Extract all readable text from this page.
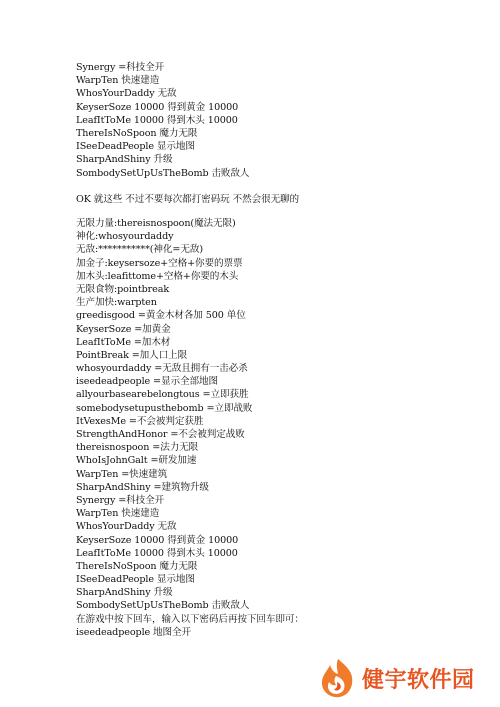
Synergy =科技全开
WarpTen 快速建造
WhosYourDaddy 无敌
KeyserSoze 10000 得到黄金 10000
LeafItToMe 10000 得到木头 10000
ThereIsNoSpoon 魔力无限
ISeeDeadPeople 显示地图
SharpAndShiny 升级
SombodySetUpUsTheBomb 击败敌人
OK 就这些 不过不要每次都打密码玩 不然会很无聊的
无限力量:thereisnospoon(魔法无限)
神化:whosyourdaddy
无敌:***********(神化=无敌)
加金子:keysersoze+空格+你要的票票
加木头:leafittome+空格+你要的木头
无限食物:pointbreak
生产加快:warpten
greedisgood =黄金木材各加 500 单位
KeyserSoze =加黄金
LeafItToMe =加木材
PointBreak =加人口上限
whosyourdaddy =无敌且拥有一击必杀
iseedeadpeople =显示全部地图
allyourbasearebelongtous =立即获胜
somebodysetupusthebomb =立即战败
ItVexesMe =不会被判定获胜
StrengthAndHonor =不会被判定战败
thereisnospoon =法力无限
WhoIsJohnGalt =研发加速
WarpTen =快速建筑
SharpAndShiny =建筑物升级
Synergy =科技全开
WarpTen 快速建造
WhosYourDaddy 无敌
KeyserSoze 10000 得到黄金 10000
LeafItToMe 10000 得到木头 10000
ThereIsNoSpoon 魔力无限
ISeeDeadPeople 显示地图
SharpAndShiny 升级
SombodySetUpUsTheBomb 击败敌人
在游戏中按下回车，输入以下密码后再按下回车即可：
iseedeadpeople 地图全开
健宇软件园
◆ ◆ ◆ ◆ ◆
### Exercise description
Transcribe the preceding listing in its entirety and with exact wording, leaving out pictures.

### Written solution
Extract all readable text from this page.
Synergy =科技全开
WarpTen 快速建造
WhosYourDaddy 无敌
KeyserSoze 10000 得到黄金 10000
LeafItToMe 10000 得到木头 10000
ThereIsNoSpoon 魔力无限
ISeeDeadPeople 显示地图
SharpAndShiny 升级
SombodySetUpUsTheBomb 击败敌人
OK 就这些 不过不要每次都打密码玩 不然会很无聊的
无限力量:thereisnospoon(魔法无限)
神化:whosyourdaddy
无敌:***********(神化=无敌)
加金子:keysersoze+空格+你要的票票
加木头:leafittome+空格+你要的木头
无限食物:pointbreak
生产加快:warpten
greedisgood =黄金木材各加 500 单位
KeyserSoze =加黄金
LeafItToMe =加木材
PointBreak =加人口上限
whosyourdaddy =无敌且拥有一击必杀
iseedeadpeople =显示全部地图
allyourbasearebelongtous =立即获胜
somebodysetupusthebomb =立即战败
ItVexesMe =不会被判定获胜
StrengthAndHonor =不会被判定战败
thereisnospoon =法力无限
WhoIsJohnGalt =研发加速
WarpTen =快速建筑
SharpAndShiny =建筑物升级
Synergy =科技全开
WarpTen 快速建造
WhosYourDaddy 无敌
KeyserSoze 10000 得到黄金 10000
LeafItToMe 10000 得到木头 10000
ThereIsNoSpoon 魔力无限
ISeeDeadPeople 显示地图
SharpAndShiny 升级
SombodySetUpUsTheBomb 击败敌人
在游戏中按下回车，输入以下密码后再按下回车即可：
iseedeadpeople 地图全开
健宇软件园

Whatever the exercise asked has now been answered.